EXERCISE DATA:
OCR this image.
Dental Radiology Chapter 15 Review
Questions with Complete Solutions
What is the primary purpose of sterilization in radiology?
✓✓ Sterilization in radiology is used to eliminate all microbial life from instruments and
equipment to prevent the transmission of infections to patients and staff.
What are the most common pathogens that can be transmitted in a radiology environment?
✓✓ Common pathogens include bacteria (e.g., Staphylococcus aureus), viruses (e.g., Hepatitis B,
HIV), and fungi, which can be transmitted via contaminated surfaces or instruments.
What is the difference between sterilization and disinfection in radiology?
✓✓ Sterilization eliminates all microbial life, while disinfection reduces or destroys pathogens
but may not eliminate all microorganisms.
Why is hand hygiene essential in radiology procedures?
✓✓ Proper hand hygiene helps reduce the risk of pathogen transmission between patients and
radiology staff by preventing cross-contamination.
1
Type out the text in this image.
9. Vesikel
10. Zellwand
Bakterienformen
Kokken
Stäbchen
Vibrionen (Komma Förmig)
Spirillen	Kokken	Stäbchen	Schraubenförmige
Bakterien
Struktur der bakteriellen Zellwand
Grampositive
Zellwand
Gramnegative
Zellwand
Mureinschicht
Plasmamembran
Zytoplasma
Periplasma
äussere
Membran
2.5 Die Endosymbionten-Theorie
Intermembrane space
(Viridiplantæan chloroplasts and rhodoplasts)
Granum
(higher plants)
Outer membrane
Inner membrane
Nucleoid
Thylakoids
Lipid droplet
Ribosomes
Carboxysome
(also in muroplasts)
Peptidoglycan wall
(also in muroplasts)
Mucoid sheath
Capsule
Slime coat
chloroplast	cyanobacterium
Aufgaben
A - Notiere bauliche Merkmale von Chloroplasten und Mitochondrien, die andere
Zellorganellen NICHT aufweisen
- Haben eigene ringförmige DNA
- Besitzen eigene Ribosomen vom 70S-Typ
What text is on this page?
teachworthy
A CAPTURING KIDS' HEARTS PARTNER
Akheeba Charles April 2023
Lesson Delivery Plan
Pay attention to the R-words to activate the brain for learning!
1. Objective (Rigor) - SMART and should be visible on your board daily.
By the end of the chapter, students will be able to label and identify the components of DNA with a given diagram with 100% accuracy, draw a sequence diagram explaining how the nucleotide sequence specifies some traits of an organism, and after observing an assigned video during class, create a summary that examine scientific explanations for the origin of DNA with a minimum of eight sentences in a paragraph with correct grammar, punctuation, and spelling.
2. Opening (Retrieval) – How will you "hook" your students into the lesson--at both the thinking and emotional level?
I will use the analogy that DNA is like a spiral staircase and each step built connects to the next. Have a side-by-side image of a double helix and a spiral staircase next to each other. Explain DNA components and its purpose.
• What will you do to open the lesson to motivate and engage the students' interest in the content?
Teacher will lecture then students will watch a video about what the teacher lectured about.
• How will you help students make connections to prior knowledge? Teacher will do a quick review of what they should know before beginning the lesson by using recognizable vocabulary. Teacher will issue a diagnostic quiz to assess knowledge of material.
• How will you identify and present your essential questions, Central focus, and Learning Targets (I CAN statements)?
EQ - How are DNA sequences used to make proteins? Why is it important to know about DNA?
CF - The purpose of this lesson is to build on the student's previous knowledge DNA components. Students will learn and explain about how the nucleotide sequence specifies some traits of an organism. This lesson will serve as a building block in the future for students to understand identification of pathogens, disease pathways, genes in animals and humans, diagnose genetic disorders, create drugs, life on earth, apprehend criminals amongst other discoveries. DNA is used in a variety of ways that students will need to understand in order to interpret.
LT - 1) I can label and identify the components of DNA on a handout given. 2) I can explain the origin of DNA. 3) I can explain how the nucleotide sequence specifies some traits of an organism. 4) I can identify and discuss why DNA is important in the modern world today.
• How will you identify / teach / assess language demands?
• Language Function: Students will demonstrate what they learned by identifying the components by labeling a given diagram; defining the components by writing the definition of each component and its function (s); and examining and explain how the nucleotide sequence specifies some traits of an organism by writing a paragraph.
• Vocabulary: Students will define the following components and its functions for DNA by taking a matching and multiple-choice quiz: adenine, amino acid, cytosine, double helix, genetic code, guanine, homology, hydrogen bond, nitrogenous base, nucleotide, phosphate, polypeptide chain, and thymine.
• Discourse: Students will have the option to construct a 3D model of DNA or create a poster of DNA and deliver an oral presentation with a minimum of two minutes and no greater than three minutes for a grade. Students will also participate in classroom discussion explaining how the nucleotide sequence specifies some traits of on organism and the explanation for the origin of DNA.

WHAT YOU NEED TO DO: Please output the records shown above, with every character intact.

EXERCISE SOLUTION:
OCR this image.
Dental Radiology Chapter 15 Review
Questions with Complete Solutions
What is the primary purpose of sterilization in radiology?
✓✓ Sterilization in radiology is used to eliminate all microbial life from instruments and
equipment to prevent the transmission of infections to patients and staff.
What are the most common pathogens that can be transmitted in a radiology environment?
✓✓ Common pathogens include bacteria (e.g., Staphylococcus aureus), viruses (e.g., Hepatitis B,
HIV), and fungi, which can be transmitted via contaminated surfaces or instruments.
What is the difference between sterilization and disinfection in radiology?
✓✓ Sterilization eliminates all microbial life, while disinfection reduces or destroys pathogens
but may not eliminate all microorganisms.
Why is hand hygiene essential in radiology procedures?
✓✓ Proper hand hygiene helps reduce the risk of pathogen transmission between patients and
radiology staff by preventing cross-contamination.
1
Type out the text in this image.
9. Vesikel
10. Zellwand
Bakterienformen
Kokken
Stäbchen
Vibrionen (Komma Förmig)
Spirillen	Kokken	Stäbchen	Schraubenförmige
Bakterien
Struktur der bakteriellen Zellwand
Grampositive
Zellwand
Gramnegative
Zellwand
Mureinschicht
Plasmamembran
Zytoplasma
Periplasma
äussere
Membran
2.5 Die Endosymbionten-Theorie
Intermembrane space
(Viridiplantæan chloroplasts and rhodoplasts)
Granum
(higher plants)
Outer membrane
Inner membrane
Nucleoid
Thylakoids
Lipid droplet
Ribosomes
Carboxysome
(also in muroplasts)
Peptidoglycan wall
(also in muroplasts)
Mucoid sheath
Capsule
Slime coat
chloroplast	cyanobacterium
Aufgaben
A - Notiere bauliche Merkmale von Chloroplasten und Mitochondrien, die andere
Zellorganellen NICHT aufweisen
- Haben eigene ringförmige DNA
- Besitzen eigene Ribosomen vom 70S-Typ
What text is on this page?
teachworthy
A CAPTURING KIDS' HEARTS PARTNER
Akheeba Charles April 2023
Lesson Delivery Plan
Pay attention to the R-words to activate the brain for learning!
1. Objective (Rigor) - SMART and should be visible on your board daily.
By the end of the chapter, students will be able to label and identify the components of DNA with a given diagram with 100% accuracy, draw a sequence diagram explaining how the nucleotide sequence specifies some traits of an organism, and after observing an assigned video during class, create a summary that examine scientific explanations for the origin of DNA with a minimum of eight sentences in a paragraph with correct grammar, punctuation, and spelling.
2. Opening (Retrieval) – How will you "hook" your students into the lesson--at both the thinking and emotional level?
I will use the analogy that DNA is like a spiral staircase and each step built connects to the next. Have a side-by-side image of a double helix and a spiral staircase next to each other. Explain DNA components and its purpose.
• What will you do to open the lesson to motivate and engage the students' interest in the content?
Teacher will lecture then students will watch a video about what the teacher lectured about.
• How will you help students make connections to prior knowledge? Teacher will do a quick review of what they should know before beginning the lesson by using recognizable vocabulary. Teacher will issue a diagnostic quiz to assess knowledge of material.
• How will you identify and present your essential questions, Central focus, and Learning Targets (I CAN statements)?
EQ - How are DNA sequences used to make proteins? Why is it important to know about DNA?
CF - The purpose of this lesson is to build on the student's previous knowledge DNA components. Students will learn and explain about how the nucleotide sequence specifies some traits of an organism. This lesson will serve as a building block in the future for students to understand identification of pathogens, disease pathways, genes in animals and humans, diagnose genetic disorders, create drugs, life on earth, apprehend criminals amongst other discoveries. DNA is used in a variety of ways that students will need to understand in order to interpret.
LT - 1) I can label and identify the components of DNA on a handout given. 2) I can explain the origin of DNA. 3) I can explain how the nucleotide sequence specifies some traits of an organism. 4) I can identify and discuss why DNA is important in the modern world today.
• How will you identify / teach / assess language demands?
• Language Function: Students will demonstrate what they learned by identifying the components by labeling a given diagram; defining the components by writing the definition of each component and its function (s); and examining and explain how the nucleotide sequence specifies some traits of an organism by writing a paragraph.
• Vocabulary: Students will define the following components and its functions for DNA by taking a matching and multiple-choice quiz: adenine, amino acid, cytosine, double helix, genetic code, guanine, homology, hydrogen bond, nitrogenous base, nucleotide, phosphate, polypeptide chain, and thymine.
• Discourse: Students will have the option to construct a 3D model of DNA or create a poster of DNA and deliver an oral presentation with a minimum of two minutes and no greater than three minutes for a grade. Students will also participate in classroom discussion explaining how the nucleotide sequence specifies some traits of on organism and the explanation for the origin of DNA.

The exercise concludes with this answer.